◆ PROBLEM TO WORK ON
Copy out each line containing "Square" from the entries below.

════

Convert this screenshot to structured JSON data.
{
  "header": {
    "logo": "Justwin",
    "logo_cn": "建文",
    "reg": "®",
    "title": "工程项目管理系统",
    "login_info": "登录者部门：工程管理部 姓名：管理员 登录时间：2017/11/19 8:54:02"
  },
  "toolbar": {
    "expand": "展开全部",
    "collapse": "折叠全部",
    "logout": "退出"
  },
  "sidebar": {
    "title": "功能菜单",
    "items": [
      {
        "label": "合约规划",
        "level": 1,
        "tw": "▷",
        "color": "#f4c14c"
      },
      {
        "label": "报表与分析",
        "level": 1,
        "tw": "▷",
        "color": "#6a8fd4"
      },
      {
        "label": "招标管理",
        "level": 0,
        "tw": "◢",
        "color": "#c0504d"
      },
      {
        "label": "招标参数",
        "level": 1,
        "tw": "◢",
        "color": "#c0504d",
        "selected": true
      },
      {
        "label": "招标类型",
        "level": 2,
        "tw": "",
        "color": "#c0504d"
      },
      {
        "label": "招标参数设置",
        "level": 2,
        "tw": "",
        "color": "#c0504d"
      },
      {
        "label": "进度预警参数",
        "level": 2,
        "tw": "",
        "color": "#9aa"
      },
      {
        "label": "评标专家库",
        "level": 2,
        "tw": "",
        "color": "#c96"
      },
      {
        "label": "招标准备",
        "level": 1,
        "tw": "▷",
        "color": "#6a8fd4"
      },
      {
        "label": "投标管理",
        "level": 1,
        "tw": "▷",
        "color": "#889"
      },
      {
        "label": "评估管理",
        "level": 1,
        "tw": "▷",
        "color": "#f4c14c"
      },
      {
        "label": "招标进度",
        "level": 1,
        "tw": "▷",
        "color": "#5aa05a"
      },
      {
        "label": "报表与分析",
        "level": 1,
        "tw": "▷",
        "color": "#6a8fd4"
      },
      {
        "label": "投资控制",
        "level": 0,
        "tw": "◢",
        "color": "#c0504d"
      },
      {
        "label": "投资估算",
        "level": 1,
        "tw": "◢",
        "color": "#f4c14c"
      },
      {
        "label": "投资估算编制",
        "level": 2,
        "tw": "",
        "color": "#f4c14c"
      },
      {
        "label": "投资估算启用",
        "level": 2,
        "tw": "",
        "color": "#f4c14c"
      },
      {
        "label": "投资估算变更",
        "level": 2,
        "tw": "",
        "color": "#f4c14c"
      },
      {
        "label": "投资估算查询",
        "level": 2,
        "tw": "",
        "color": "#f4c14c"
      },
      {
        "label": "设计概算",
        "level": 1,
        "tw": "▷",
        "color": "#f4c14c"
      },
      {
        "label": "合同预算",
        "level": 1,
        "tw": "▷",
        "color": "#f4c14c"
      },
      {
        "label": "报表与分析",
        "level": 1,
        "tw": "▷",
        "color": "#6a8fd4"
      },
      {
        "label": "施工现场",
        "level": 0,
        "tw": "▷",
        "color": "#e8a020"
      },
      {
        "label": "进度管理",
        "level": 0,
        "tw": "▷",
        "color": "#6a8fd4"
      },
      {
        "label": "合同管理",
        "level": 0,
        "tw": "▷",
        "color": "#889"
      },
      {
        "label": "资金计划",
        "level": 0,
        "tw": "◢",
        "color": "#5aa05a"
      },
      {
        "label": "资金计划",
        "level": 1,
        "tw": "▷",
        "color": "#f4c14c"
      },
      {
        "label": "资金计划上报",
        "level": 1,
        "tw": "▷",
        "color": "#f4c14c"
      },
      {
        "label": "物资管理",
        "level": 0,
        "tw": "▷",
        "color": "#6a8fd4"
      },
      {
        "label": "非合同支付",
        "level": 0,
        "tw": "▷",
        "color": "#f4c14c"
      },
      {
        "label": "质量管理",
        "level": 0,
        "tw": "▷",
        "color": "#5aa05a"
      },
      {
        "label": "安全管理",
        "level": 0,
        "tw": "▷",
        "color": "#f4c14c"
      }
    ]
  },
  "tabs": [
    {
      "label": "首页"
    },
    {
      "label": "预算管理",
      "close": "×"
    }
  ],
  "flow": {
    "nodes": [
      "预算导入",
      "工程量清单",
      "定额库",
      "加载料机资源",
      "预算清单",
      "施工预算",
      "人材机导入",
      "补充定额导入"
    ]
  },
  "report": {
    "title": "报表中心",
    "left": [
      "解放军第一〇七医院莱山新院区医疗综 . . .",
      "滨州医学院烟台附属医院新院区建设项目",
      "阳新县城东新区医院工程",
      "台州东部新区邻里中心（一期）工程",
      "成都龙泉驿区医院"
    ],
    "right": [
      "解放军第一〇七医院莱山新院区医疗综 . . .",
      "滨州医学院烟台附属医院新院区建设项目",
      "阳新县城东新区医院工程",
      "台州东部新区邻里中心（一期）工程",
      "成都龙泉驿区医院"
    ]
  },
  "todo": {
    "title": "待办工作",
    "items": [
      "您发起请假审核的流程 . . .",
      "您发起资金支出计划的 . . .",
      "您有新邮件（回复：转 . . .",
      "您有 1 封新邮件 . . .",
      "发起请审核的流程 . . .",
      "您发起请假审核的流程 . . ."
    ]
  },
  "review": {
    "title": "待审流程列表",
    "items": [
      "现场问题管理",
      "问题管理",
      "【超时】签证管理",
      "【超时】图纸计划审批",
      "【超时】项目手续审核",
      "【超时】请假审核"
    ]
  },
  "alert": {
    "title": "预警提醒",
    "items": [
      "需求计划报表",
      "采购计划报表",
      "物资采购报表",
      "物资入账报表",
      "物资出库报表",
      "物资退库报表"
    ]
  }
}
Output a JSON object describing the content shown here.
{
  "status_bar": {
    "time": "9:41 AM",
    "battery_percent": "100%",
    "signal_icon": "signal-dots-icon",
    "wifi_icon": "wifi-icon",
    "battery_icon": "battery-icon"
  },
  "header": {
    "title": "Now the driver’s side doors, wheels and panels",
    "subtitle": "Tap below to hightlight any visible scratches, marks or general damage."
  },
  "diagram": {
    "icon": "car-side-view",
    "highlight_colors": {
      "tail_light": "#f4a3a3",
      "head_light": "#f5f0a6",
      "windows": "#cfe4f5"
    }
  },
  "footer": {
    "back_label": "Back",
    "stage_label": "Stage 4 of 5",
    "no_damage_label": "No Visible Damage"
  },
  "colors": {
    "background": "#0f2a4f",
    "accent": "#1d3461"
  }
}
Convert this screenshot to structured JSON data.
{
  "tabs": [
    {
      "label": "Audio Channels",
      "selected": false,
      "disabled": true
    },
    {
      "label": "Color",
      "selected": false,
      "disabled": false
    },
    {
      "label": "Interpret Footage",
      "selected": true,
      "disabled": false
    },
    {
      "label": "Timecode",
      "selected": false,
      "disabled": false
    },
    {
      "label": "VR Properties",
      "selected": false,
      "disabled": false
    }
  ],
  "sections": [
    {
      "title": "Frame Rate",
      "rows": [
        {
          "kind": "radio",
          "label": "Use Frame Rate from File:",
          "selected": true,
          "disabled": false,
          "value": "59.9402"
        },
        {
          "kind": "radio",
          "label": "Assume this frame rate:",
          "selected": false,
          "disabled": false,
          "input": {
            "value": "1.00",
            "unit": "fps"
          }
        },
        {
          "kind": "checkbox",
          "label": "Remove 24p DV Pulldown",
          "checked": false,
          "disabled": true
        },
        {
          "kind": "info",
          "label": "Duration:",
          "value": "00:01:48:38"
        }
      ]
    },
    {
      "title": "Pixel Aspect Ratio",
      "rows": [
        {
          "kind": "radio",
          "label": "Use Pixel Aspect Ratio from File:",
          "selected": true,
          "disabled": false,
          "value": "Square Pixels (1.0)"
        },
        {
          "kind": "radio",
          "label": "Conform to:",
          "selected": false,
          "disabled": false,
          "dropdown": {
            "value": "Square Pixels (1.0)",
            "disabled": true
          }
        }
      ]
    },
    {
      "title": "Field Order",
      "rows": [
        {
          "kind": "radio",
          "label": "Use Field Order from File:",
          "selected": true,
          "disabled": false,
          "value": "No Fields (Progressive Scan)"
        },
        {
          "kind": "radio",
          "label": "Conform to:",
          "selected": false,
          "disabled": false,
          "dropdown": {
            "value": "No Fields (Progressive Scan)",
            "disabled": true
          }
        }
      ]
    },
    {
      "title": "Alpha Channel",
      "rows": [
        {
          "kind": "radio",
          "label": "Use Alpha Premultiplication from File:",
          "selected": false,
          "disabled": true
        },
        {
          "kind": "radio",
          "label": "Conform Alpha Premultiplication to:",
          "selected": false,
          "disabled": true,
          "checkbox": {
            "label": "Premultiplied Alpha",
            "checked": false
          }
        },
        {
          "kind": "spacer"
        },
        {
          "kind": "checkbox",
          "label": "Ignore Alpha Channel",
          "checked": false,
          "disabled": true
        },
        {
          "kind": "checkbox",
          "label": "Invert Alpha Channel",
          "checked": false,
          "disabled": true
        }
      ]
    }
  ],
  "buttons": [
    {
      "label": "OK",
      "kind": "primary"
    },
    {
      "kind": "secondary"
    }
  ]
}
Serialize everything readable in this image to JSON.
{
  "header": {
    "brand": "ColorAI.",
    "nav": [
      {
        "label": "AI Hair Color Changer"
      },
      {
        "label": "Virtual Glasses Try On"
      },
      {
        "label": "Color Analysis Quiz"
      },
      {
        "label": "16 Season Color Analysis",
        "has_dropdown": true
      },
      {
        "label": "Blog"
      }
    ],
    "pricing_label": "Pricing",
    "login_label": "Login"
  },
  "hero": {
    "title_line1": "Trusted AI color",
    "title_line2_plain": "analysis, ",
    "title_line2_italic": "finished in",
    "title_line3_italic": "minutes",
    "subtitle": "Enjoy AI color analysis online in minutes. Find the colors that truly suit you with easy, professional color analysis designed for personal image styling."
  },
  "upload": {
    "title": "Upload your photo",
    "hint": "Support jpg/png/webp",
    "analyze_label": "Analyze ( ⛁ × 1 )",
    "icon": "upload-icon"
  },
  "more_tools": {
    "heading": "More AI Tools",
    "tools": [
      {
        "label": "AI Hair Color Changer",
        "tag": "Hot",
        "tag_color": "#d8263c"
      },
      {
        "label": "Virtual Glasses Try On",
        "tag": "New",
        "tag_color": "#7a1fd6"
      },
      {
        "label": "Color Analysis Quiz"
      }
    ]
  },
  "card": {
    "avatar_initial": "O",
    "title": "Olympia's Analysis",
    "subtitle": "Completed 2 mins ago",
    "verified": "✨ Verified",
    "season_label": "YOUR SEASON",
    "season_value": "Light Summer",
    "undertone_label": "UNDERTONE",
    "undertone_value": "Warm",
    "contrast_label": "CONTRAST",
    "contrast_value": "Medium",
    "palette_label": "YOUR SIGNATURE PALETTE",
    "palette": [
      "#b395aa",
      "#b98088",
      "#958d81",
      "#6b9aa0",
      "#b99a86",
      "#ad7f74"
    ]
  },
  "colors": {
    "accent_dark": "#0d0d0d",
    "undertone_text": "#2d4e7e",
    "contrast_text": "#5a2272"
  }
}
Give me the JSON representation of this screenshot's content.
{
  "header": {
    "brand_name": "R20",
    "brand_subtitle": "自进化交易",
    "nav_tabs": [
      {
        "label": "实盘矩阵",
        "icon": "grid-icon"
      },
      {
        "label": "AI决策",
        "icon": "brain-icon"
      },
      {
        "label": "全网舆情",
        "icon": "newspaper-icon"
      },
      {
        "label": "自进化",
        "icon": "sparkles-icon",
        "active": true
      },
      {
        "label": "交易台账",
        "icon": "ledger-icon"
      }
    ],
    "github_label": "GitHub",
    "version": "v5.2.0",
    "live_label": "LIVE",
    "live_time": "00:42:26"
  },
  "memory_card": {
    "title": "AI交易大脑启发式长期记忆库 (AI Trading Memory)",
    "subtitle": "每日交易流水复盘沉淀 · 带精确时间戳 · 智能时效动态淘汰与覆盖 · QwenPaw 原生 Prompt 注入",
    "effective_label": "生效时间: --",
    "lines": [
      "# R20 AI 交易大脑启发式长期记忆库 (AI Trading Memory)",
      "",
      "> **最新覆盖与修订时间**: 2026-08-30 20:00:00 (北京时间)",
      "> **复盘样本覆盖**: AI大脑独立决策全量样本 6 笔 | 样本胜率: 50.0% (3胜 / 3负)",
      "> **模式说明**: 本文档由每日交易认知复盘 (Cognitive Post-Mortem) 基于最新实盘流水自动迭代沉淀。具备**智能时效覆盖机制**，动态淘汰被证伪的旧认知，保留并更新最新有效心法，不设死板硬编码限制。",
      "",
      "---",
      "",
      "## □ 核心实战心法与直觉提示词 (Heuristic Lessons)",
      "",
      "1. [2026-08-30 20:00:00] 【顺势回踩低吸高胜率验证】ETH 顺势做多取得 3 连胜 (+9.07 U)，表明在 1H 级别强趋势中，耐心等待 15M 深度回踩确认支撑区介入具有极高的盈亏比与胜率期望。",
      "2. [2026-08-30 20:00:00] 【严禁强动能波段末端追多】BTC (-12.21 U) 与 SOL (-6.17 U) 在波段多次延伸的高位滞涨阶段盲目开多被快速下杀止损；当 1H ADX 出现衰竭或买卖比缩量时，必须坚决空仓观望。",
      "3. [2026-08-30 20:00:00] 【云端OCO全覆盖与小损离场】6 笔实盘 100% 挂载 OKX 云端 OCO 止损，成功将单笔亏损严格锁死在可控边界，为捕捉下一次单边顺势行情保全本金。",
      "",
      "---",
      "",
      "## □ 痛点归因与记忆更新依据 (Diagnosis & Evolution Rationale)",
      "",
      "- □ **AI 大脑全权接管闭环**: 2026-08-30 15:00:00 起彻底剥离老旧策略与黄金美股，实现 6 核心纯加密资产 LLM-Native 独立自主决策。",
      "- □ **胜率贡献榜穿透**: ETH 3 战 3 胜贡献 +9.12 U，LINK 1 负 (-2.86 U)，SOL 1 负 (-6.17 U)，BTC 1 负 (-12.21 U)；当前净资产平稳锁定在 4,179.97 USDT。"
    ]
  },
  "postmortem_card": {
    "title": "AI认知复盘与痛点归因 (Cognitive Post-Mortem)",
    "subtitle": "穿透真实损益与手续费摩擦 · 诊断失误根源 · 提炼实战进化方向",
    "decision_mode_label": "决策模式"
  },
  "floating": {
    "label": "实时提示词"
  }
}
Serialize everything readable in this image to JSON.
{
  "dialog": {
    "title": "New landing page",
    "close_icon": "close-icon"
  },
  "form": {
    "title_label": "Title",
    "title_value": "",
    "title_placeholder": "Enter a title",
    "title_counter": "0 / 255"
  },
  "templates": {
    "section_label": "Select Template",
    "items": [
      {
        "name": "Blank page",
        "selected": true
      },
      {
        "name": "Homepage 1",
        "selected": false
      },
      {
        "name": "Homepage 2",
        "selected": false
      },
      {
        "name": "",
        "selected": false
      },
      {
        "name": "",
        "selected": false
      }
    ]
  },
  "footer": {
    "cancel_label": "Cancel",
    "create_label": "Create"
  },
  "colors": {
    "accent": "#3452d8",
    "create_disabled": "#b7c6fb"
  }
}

════

◆ ANSWER BELOW
          "value": "Square Pixels (1.0)"
            "value": "Square Pixels (1.0)",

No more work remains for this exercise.